**WHAT THE EXERCISE ASKS**
Copy every line of the data below verbatim, leaving out the pictures.

**Region boundary data**
* * *
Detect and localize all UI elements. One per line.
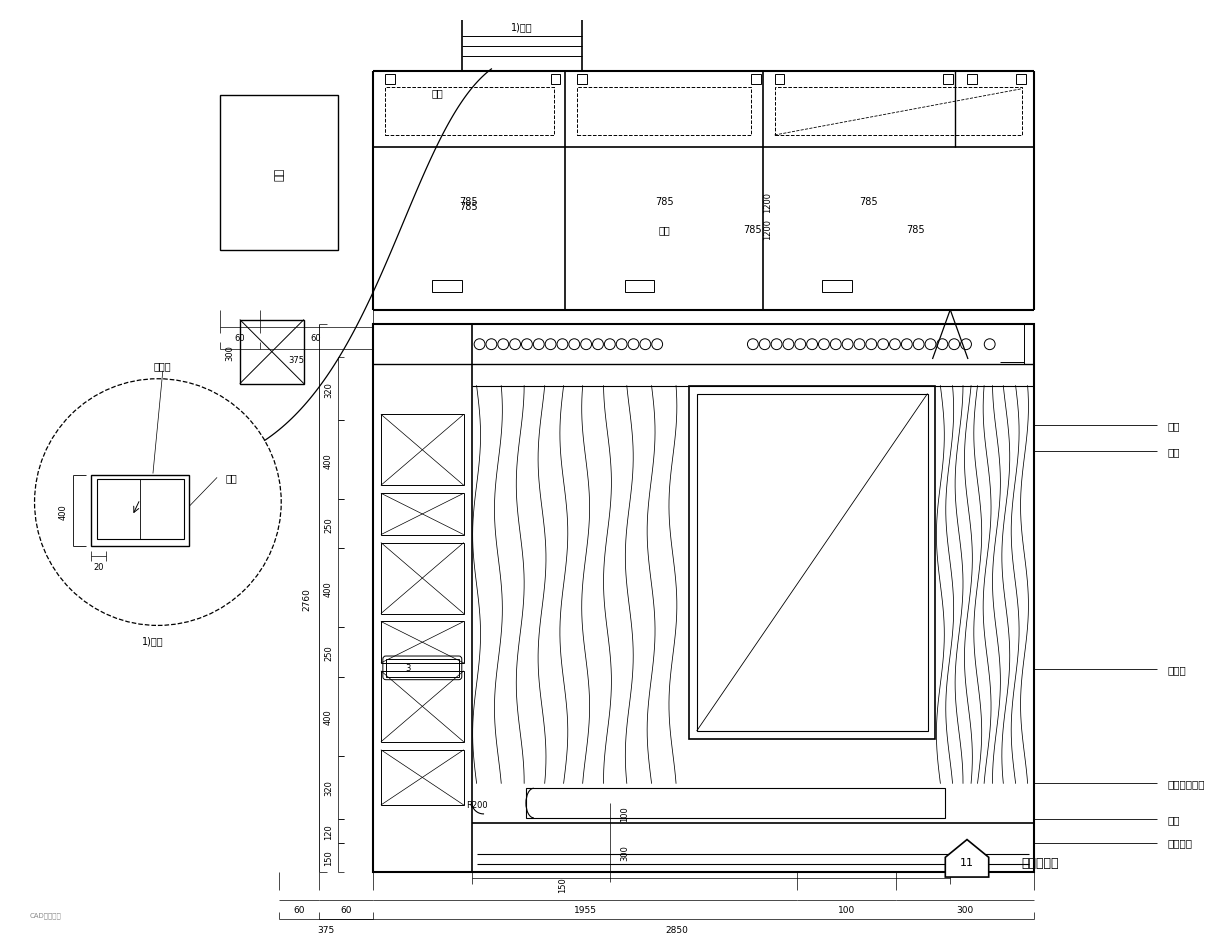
Text: 1200: 1200: [763, 192, 772, 212]
Text: 785: 785: [460, 202, 478, 212]
Text: 250: 250: [325, 645, 333, 660]
Text: 1955: 1955: [573, 905, 596, 914]
Bar: [385, 88, 554, 136]
Bar: [385, 75, 395, 84]
Text: 785: 785: [460, 197, 478, 207]
Bar: [432, 281, 462, 293]
Text: 沙发垫: 沙发垫: [1167, 665, 1186, 674]
Text: 375: 375: [288, 355, 304, 364]
Text: 320: 320: [325, 780, 333, 796]
Text: 搂扣: 搂扣: [658, 225, 670, 235]
Bar: [775, 88, 1022, 136]
Bar: [97, 480, 183, 539]
Text: 375: 375: [317, 925, 334, 934]
Text: 2760: 2760: [303, 587, 311, 610]
Bar: [91, 475, 189, 547]
Bar: [775, 75, 785, 84]
Text: 60: 60: [293, 905, 304, 914]
Text: 150: 150: [558, 876, 567, 892]
Text: 沙发垫: 沙发垫: [154, 360, 171, 371]
Bar: [381, 543, 463, 614]
Text: 1)剖面: 1)剖面: [512, 22, 532, 33]
Bar: [381, 671, 463, 742]
Text: 2850: 2850: [665, 925, 688, 934]
Text: 785: 785: [654, 197, 674, 207]
Bar: [373, 325, 1034, 872]
Bar: [944, 75, 954, 84]
Bar: [624, 281, 654, 293]
Bar: [696, 394, 927, 731]
Text: 785: 785: [906, 225, 925, 235]
Text: 铰链: 铰链: [226, 473, 238, 483]
Bar: [220, 96, 338, 251]
Text: 白色混水油漆: 白色混水油漆: [1167, 779, 1205, 788]
Text: 3: 3: [404, 664, 410, 673]
Text: 400: 400: [325, 452, 333, 468]
Text: 灰镜: 灰镜: [1167, 814, 1179, 824]
Text: 300: 300: [620, 844, 629, 860]
Text: 墙纸: 墙纸: [1167, 446, 1179, 456]
Text: 120: 120: [325, 823, 333, 839]
Text: 20: 20: [93, 563, 104, 571]
Text: 窗帘: 窗帘: [1167, 420, 1179, 431]
Text: 镜链: 镜链: [431, 89, 443, 98]
Text: 400: 400: [325, 709, 333, 724]
Text: R200: R200: [466, 799, 488, 809]
Text: 书房榻榻米: 书房榻榻米: [1021, 856, 1059, 869]
Text: 250: 250: [325, 517, 333, 532]
Text: 60: 60: [310, 333, 321, 343]
Bar: [381, 415, 463, 486]
Bar: [577, 75, 587, 84]
Bar: [822, 281, 852, 293]
Bar: [550, 75, 560, 84]
Bar: [240, 320, 304, 385]
Polygon shape: [945, 840, 989, 877]
Text: 300: 300: [226, 344, 234, 360]
Bar: [689, 387, 935, 739]
Text: 150: 150: [325, 850, 333, 865]
Text: 地面抬高: 地面抬高: [1167, 838, 1193, 848]
Text: 1)剖面: 1)剖面: [142, 636, 164, 646]
Text: 785: 785: [859, 197, 877, 207]
Text: 60: 60: [234, 333, 245, 343]
Text: 书柜: 书柜: [274, 168, 284, 181]
Bar: [386, 659, 459, 677]
Text: 100: 100: [620, 805, 629, 821]
Bar: [381, 622, 463, 664]
Text: 785: 785: [744, 225, 762, 235]
Bar: [751, 75, 760, 84]
Text: 100: 100: [838, 905, 856, 914]
Text: CAD图纸下载: CAD图纸下载: [30, 912, 62, 918]
Bar: [381, 750, 463, 805]
Bar: [577, 88, 751, 136]
Text: 320: 320: [325, 381, 333, 397]
Text: 400: 400: [325, 580, 333, 596]
Text: 1200: 1200: [763, 219, 772, 240]
Bar: [526, 788, 945, 818]
Text: 300: 300: [956, 905, 974, 914]
Bar: [1016, 75, 1026, 84]
Text: 60: 60: [340, 905, 351, 914]
Bar: [381, 493, 463, 535]
Text: 400: 400: [59, 504, 68, 519]
Text: 11: 11: [960, 857, 974, 868]
Bar: [967, 75, 976, 84]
* * *
**RESULT OF THE TASK**
Detect and localize all UI elements. One per line.
Text: 1200: 1200: [763, 192, 772, 212]
Text: 785: 785: [460, 202, 478, 212]
Text: 250: 250: [325, 645, 333, 660]
Text: 1955: 1955: [573, 905, 596, 914]
Bar: [385, 88, 554, 136]
Bar: [385, 75, 395, 84]
Text: 785: 785: [460, 197, 478, 207]
Bar: [432, 281, 462, 293]
Text: 沙发垫: 沙发垫: [1167, 665, 1186, 674]
Text: 375: 375: [288, 355, 304, 364]
Text: 320: 320: [325, 780, 333, 796]
Text: 搂扣: 搂扣: [658, 225, 670, 235]
Bar: [775, 88, 1022, 136]
Bar: [97, 480, 183, 539]
Text: 375: 375: [317, 925, 334, 934]
Text: 2760: 2760: [303, 587, 311, 610]
Bar: [91, 475, 189, 547]
Bar: [775, 75, 785, 84]
Text: 60: 60: [293, 905, 304, 914]
Text: 150: 150: [558, 876, 567, 892]
Text: 沙发垫: 沙发垫: [154, 360, 171, 371]
Bar: [381, 543, 463, 614]
Text: 1)剖面: 1)剖面: [512, 22, 532, 33]
Bar: [381, 671, 463, 742]
Text: 2850: 2850: [665, 925, 688, 934]
Text: 785: 785: [654, 197, 674, 207]
Bar: [373, 325, 1034, 872]
Bar: [944, 75, 954, 84]
Bar: [624, 281, 654, 293]
Bar: [696, 394, 927, 731]
Text: 785: 785: [906, 225, 925, 235]
Text: 铰链: 铰链: [226, 473, 238, 483]
Bar: [220, 96, 338, 251]
Text: 白色混水油漆: 白色混水油漆: [1167, 779, 1205, 788]
Text: 3: 3: [404, 664, 410, 673]
Text: 400: 400: [325, 452, 333, 468]
Text: 灰镜: 灰镜: [1167, 814, 1179, 824]
Text: 300: 300: [620, 844, 629, 860]
Text: 墙纸: 墙纸: [1167, 446, 1179, 456]
Text: 120: 120: [325, 823, 333, 839]
Text: 20: 20: [93, 563, 104, 571]
Text: 窗帘: 窗帘: [1167, 420, 1179, 431]
Text: 镜链: 镜链: [431, 89, 443, 98]
Text: 400: 400: [325, 709, 333, 724]
Text: R200: R200: [466, 799, 488, 809]
Text: 书房榻榻米: 书房榻榻米: [1021, 856, 1059, 869]
Text: 250: 250: [325, 517, 333, 532]
Text: 60: 60: [310, 333, 321, 343]
Bar: [381, 415, 463, 486]
Bar: [577, 75, 587, 84]
Bar: [822, 281, 852, 293]
Bar: [550, 75, 560, 84]
Bar: [240, 320, 304, 385]
Polygon shape: [945, 840, 989, 877]
Text: 300: 300: [226, 344, 234, 360]
Bar: [689, 387, 935, 739]
Text: 150: 150: [325, 850, 333, 865]
Text: 地面抬高: 地面抬高: [1167, 838, 1193, 848]
Text: 1)剖面: 1)剖面: [142, 636, 164, 646]
Text: 785: 785: [859, 197, 877, 207]
Text: 60: 60: [234, 333, 245, 343]
Text: 书柜: 书柜: [274, 168, 284, 181]
Bar: [386, 659, 459, 677]
Text: 100: 100: [620, 805, 629, 821]
Bar: [381, 622, 463, 664]
Text: 785: 785: [744, 225, 762, 235]
Bar: [751, 75, 760, 84]
Text: 100: 100: [838, 905, 856, 914]
Text: CAD图纸下载: CAD图纸下载: [30, 912, 62, 918]
Bar: [381, 750, 463, 805]
Bar: [577, 88, 751, 136]
Text: 320: 320: [325, 381, 333, 397]
Text: 400: 400: [325, 580, 333, 596]
Text: 1200: 1200: [763, 219, 772, 240]
Bar: [526, 788, 945, 818]
Text: 300: 300: [956, 905, 974, 914]
Bar: [1016, 75, 1026, 84]
Text: 60: 60: [340, 905, 351, 914]
Bar: [381, 493, 463, 535]
Text: 400: 400: [59, 504, 68, 519]
Text: 11: 11: [960, 857, 974, 868]
Bar: [967, 75, 976, 84]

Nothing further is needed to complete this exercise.